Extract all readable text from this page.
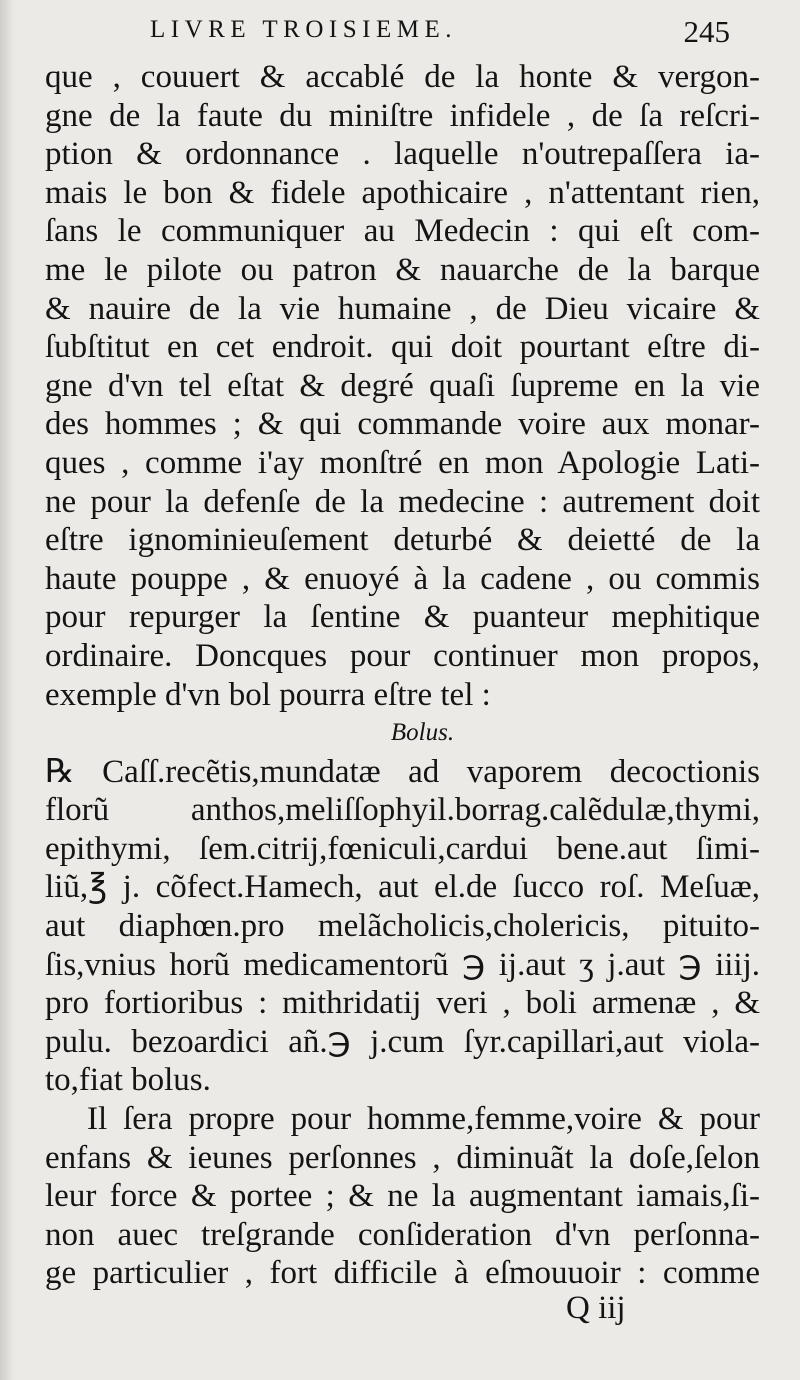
LIVRE TROISIEME.	245
que , couuert & accablé de la honte & vergon-
gne de la faute du miniſtre infidele , de ſa reſcri-
ption & ordonnance . laquelle n'outrepaſſera ia-
mais le bon & fidele apothicaire , n'attentant rien,
ſans le communiquer au Medecin : qui eſt com-
me le pilote ou patron & nauarche de la barque
& nauire de la vie humaine , de Dieu vicaire &
ſubſtitut en cet endroit. qui doit pourtant eſtre di-
gne d'vn tel eſtat & degré quaſi ſupreme en la vie
des hommes ; & qui commande voire aux monar-
ques , comme i'ay monſtré en mon Apologie Lati-
ne pour la defenſe de la medecine : autrement doit
eſtre ignominieuſement deturbé & deietté de la
haute pouppe , & enuoyé à la cadene , ou commis
pour repurger la ſentine & puanteur mephitique
ordinaire. Doncques pour continuer mon propos,
exemple d'vn bol pourra eſtre tel :
Bolus.
℞ Caſſ.recẽtis,mundatæ ad vaporem decoctionis
florũ anthos,meliſſophyil.borrag.calẽdulæ,thymi,
epithymi, ſem.citrij,fœniculi,cardui bene.aut ſimi-
liũ,℥ j. cõfect.Hamech, aut el.de ſucco roſ. Meſuæ,
aut diaphœn.pro melãcholicis,cholericis, pituito-
ſis,vnius horũ medicamentorũ ℈ ij.aut ʒ j.aut ℈ iiij.
pro fortioribus : mithridatij veri , boli armenæ , &
pulu. bezoardici añ.℈ j.cum ſyr.capillari,aut viola-
to,fiat bolus.
Il ſera propre pour homme,femme,voire & pour
enfans & ieunes perſonnes , diminuãt la doſe,ſelon
leur force & portee ; & ne la augmentant iamais,ſi-
non auec treſgrande conſideration d'vn perſonna-
ge particulier , fort difficile à eſmouuoir : comme
Q iij
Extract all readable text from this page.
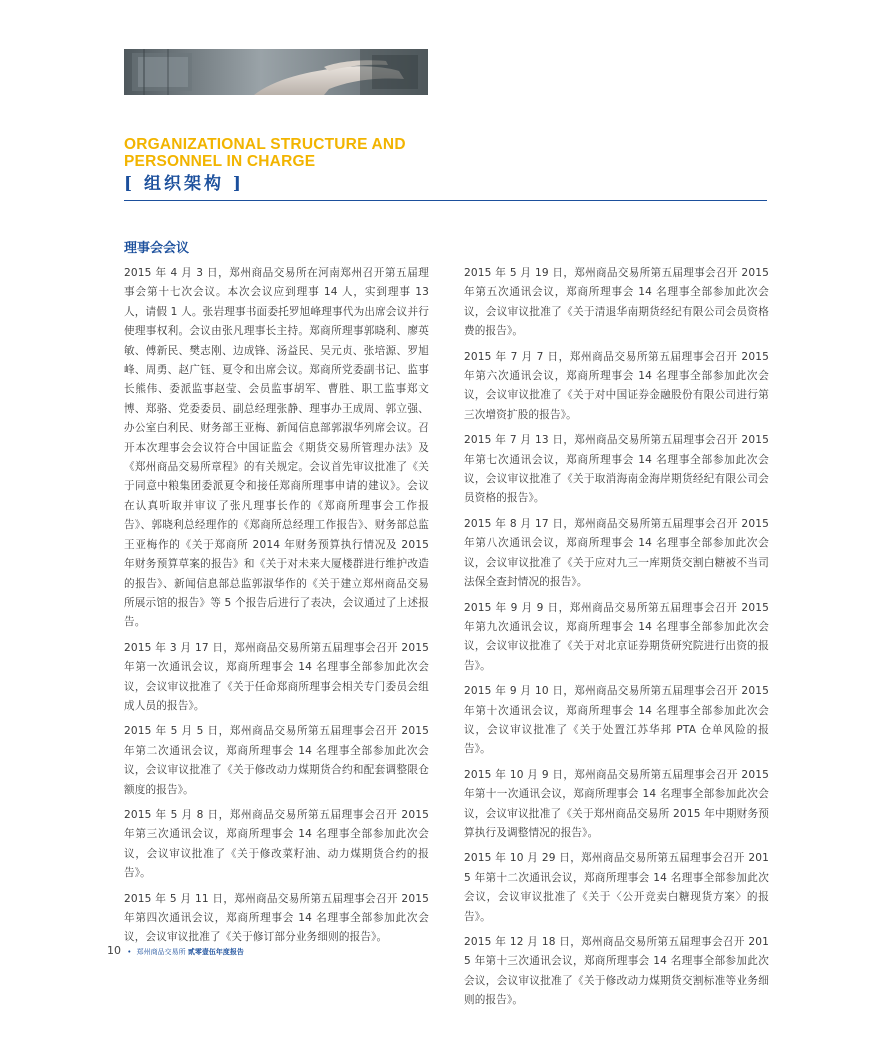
ORGANIZATIONAL STRUCTURE AND
PERSONNEL IN CHARGE
[ 组织架构 ]
理事会会议

2015 年 4 月 3 日，郑州商品交易所在河南郑州召开第五届理事会第十七次会议。本次会议应到理事 14 人，实到理事 13 人，请假 1 人。张岩理事书面委托罗旭峰理事代为出席会议并行使理事权利。会议由张凡理事长主持。郑商所理事郭晓利、廖英敏、傅新民、樊志刚、边成锋、汤益民、吴元贞、张培源、罗旭峰、周勇、赵广钰、夏令和出席会议。郑商所党委副书记、监事长熊伟、委派监事赵莹、会员监事胡军、曹胜、职工监事郑文博、郑骆、党委委员、副总经理张静、理事办王成周、郭立强、办公室白利民、财务部王亚梅、新闻信息部郭淑华列席会议。召开本次理事会会议符合中国证监会《期货交易所管理办法》及《郑州商品交易所章程》的有关规定。会议首先审议批准了《关于同意中粮集团委派夏令和接任郑商所理事申请的建议》。会议在认真听取并审议了张凡理事长作的《郑商所理事会工作报告》、郭晓利总经理作的《郑商所总经理工作报告》、财务部总监王亚梅作的《关于郑商所 2014 年财务预算执行情况及 2015 年财务预算草案的报告》和《关于对未来大厦楼群进行维护改造的报告》、新闻信息部总监郭淑华作的《关于建立郑州商品交易所展示馆的报告》等 5 个报告后进行了表决，会议通过了上述报告。

2015 年 3 月 17 日，郑州商品交易所第五届理事会召开 2015 年第一次通讯会议，郑商所理事会 14 名理事全部参加此次会议，会议审议批准了《关于任命郑商所理事会相关专门委员会组成人员的报告》。

2015 年 5 月 5 日，郑州商品交易所第五届理事会召开 2015 年第二次通讯会议，郑商所理事会 14 名理事全部参加此次会议，会议审议批准了《关于修改动力煤期货合约和配套调整限仓额度的报告》。

2015 年 5 月 8 日，郑州商品交易所第五届理事会召开 2015 年第三次通讯会议，郑商所理事会 14 名理事全部参加此次会议，会议审议批准了《关于修改菜籽油、动力煤期货合约的报告》。

2015 年 5 月 11 日，郑州商品交易所第五届理事会召开 2015 年第四次通讯会议，郑商所理事会 14 名理事全部参加此次会议，会议审议批准了《关于修订部分业务细则的报告》。

2015 年 5 月 19 日，郑州商品交易所第五届理事会召开 2015 年第五次通讯会议，郑商所理事会 14 名理事全部参加此次会议，会议审议批准了《关于清退华南期货经纪有限公司会员资格费的报告》。

2015 年 7 月 7 日，郑州商品交易所第五届理事会召开 2015 年第六次通讯会议，郑商所理事会 14 名理事全部参加此次会议，会议审议批准了《关于对中国证券金融股份有限公司进行第三次增资扩股的报告》。

2015 年 7 月 13 日，郑州商品交易所第五届理事会召开 2015 年第七次通讯会议，郑商所理事会 14 名理事全部参加此次会议，会议审议批准了《关于取消海南金海岸期货经纪有限公司会员资格的报告》。

2015 年 8 月 17 日，郑州商品交易所第五届理事会召开 2015 年第八次通讯会议，郑商所理事会 14 名理事全部参加此次会议，会议审议批准了《关于应对九三一库期货交割白糖被不当司法保全查封情况的报告》。

2015 年 9 月 9 日，郑州商品交易所第五届理事会召开 2015 年第九次通讯会议，郑商所理事会 14 名理事全部参加此次会议，会议审议批准了《关于对北京证券期货研究院进行出资的报告》。

2015 年 9 月 10 日，郑州商品交易所第五届理事会召开 2015 年第十次通讯会议，郑商所理事会 14 名理事全部参加此次会议，会议审议批准了《关于处置江苏华邦 PTA 仓单风险的报告》。

2015 年 10 月 9 日，郑州商品交易所第五届理事会召开 2015 年第十一次通讯会议，郑商所理事会 14 名理事全部参加此次会议，会议审议批准了《关于郑州商品交易所 2015 年中期财务预算执行及调整情况的报告》。

2015 年 10 月 29 日，郑州商品交易所第五届理事会召开 2015 年第十二次通讯会议，郑商所理事会 14 名理事全部参加此次会议，会议审议批准了《关于〈公开竞卖白糖现货方案〉的报告》。

2015 年 12 月 18 日，郑州商品交易所第五届理事会召开 2015 年第十三次通讯会议，郑商所理事会 14 名理事全部参加此次会议，会议审议批准了《关于修改动力煤期货交割标准等业务细则的报告》。

10 • 郑州商品交易所 贰零壹伍年度报告
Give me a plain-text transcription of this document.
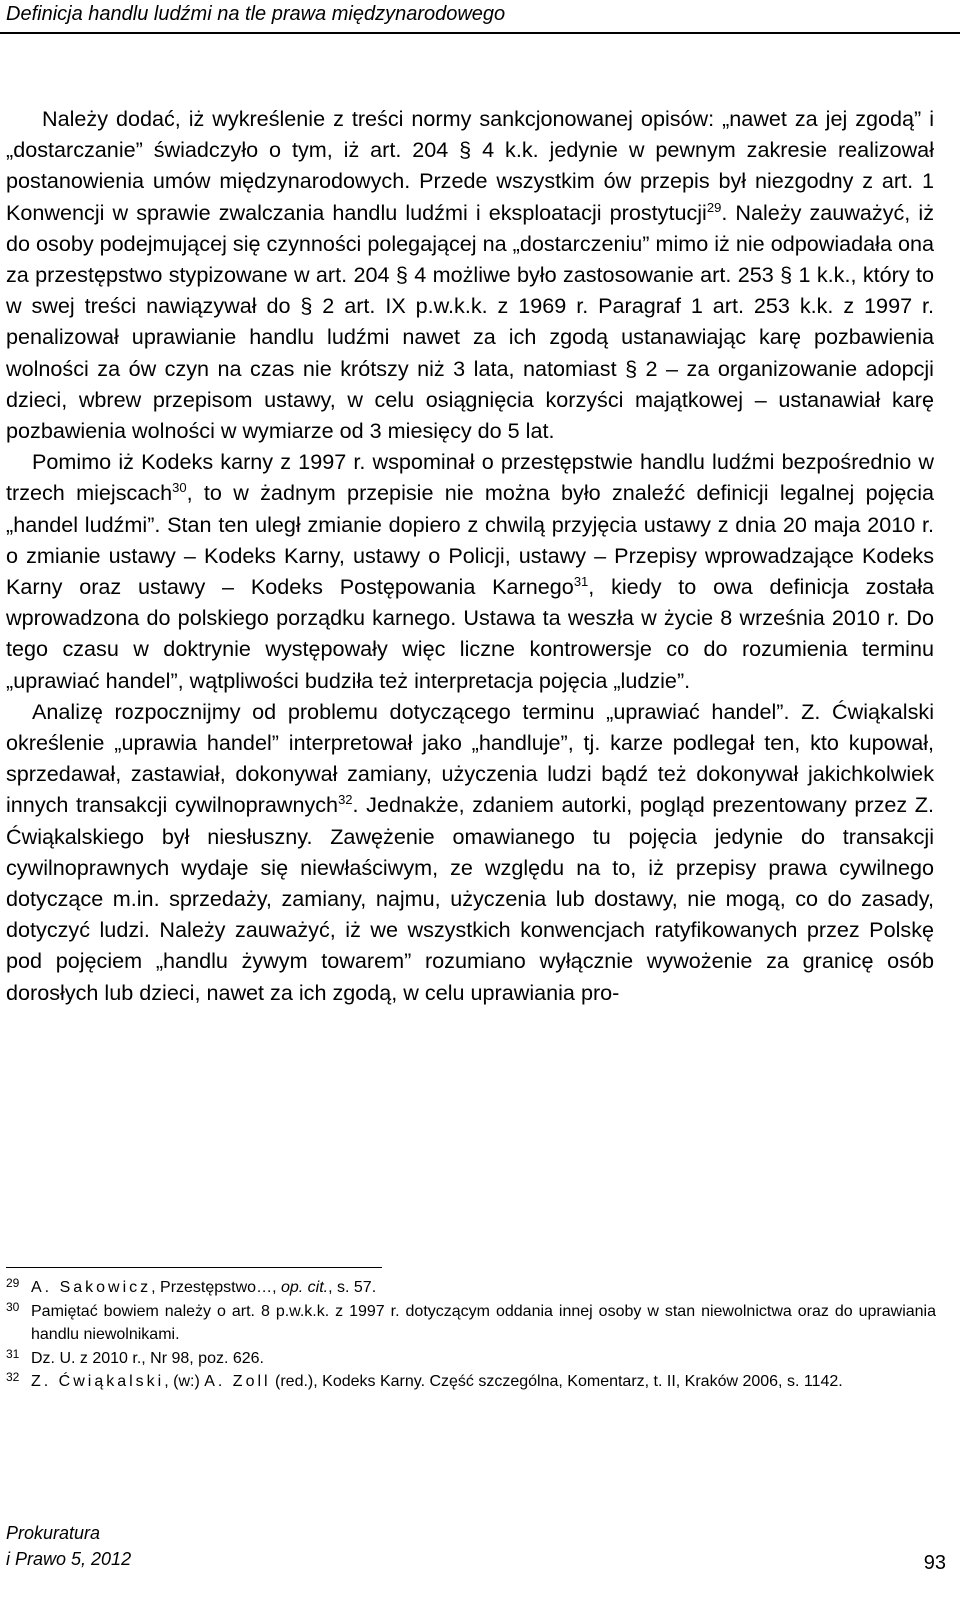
Definicja handlu ludźmi na tle prawa międzynarodowego

Należy dodać, iż wykreślenie z treści normy sankcjonowanej opisów: „nawet za jej zgodą” i „dostarczanie” świadczyło o tym, iż art. 204 § 4 k.k. jedynie w pewnym zakresie realizował postanowienia umów międzynarodowych. Przede wszystkim ów przepis był niezgodny z art. 1 Konwencji w sprawie zwalczania handlu ludźmi i eksploatacji prostytucji$^{29}$. Należy zauważyć, iż do osoby podejmującej się czynności polegającej na „dostarczeniu” mimo iż nie odpowiadała ona za przestępstwo stypizowane w art. 204 § 4 możliwe było zastosowanie art. 253 § 1 k.k., który to w swej treści nawiązywał do § 2 art. IX p.w.k.k. z 1969 r. Paragraf 1 art. 253 k.k. z 1997 r. penalizował uprawianie handlu ludźmi nawet za ich zgodą ustanawiając karę pozbawienia wolności za ów czyn na czas nie krótszy niż 3 lata, natomiast § 2 – za organizowanie adopcji dzieci, wbrew przepisom ustawy, w celu osiągnięcia korzyści majątkowej – ustanawiał karę pozbawienia wolności w wymiarze od 3 miesięcy do 5 lat.

Pomimo iż Kodeks karny z 1997 r. wspominał o przestępstwie handlu ludźmi bezpośrednio w trzech miejscach$^{30}$, to w żadnym przepisie nie można było znaleźć definicji legalnej pojęcia „handel ludźmi”. Stan ten uległ zmianie dopiero z chwilą przyjęcia ustawy z dnia 20 maja 2010 r. o zmianie ustawy – Kodeks Karny, ustawy o Policji, ustawy – Przepisy wprowadzające Kodeks Karny oraz ustawy – Kodeks Postępowania Karnego$^{31}$, kiedy to owa definicja została wprowadzona do polskiego porządku karnego. Ustawa ta weszła w życie 8 września 2010 r. Do tego czasu w doktrynie występowały więc liczne kontrowersje co do rozumienia terminu „uprawiać handel”, wątpliwości budziła też interpretacja pojęcia „ludzie”.

Analizę rozpocznijmy od problemu dotyczącego terminu „uprawiać handel”. Z. Ćwiąkalski określenie „uprawia handel” interpretował jako „handluje”, tj. karze podlegał ten, kto kupował, sprzedawał, zastawiał, dokonywał zamiany, użyczenia ludzi bądź też dokonywał jakichkolwiek innych transakcji cywilnoprawnych$^{32}$. Jednakże, zdaniem autorki, pogląd prezentowany przez Z. Ćwiąkalskiego był niesłuszny. Zawężenie omawianego tu pojęcia jedynie do transakcji cywilnoprawnych wydaje się niewłaściwym, ze względu na to, iż przepisy prawa cywilnego dotyczące m.in. sprzedaży, zamiany, najmu, użyczenia lub dostawy, nie mogą, co do zasady, dotyczyć ludzi. Należy zauważyć, iż we wszystkich konwencjach ratyfikowanych przez Polskę pod pojęciem „handlu żywym towarem” rozumiano wyłącznie wywożenie za granicę osób dorosłych lub dzieci, nawet za ich zgodą, w celu uprawiania pro-

29 A. Sakowicz, Przestępstwo…, op. cit., s. 57.
30 Pamiętać bowiem należy o art. 8 p.w.k.k. z 1997 r. dotyczącym oddania innej osoby w stan niewolnictwa oraz do uprawiania handlu niewolnikami.
31 Dz. U. z 2010 r., Nr 98, poz. 626.
32 Z. Ćwiąkalski, (w:) A. Zoll (red.), Kodeks Karny. Część szczególna, Komentarz, t. II, Kraków 2006, s. 1142.
Prokuratura
i Prawo 5, 2012	93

*Prompt*:
Report only how many lines in the records contain the word "doit".

*Written answer*:
2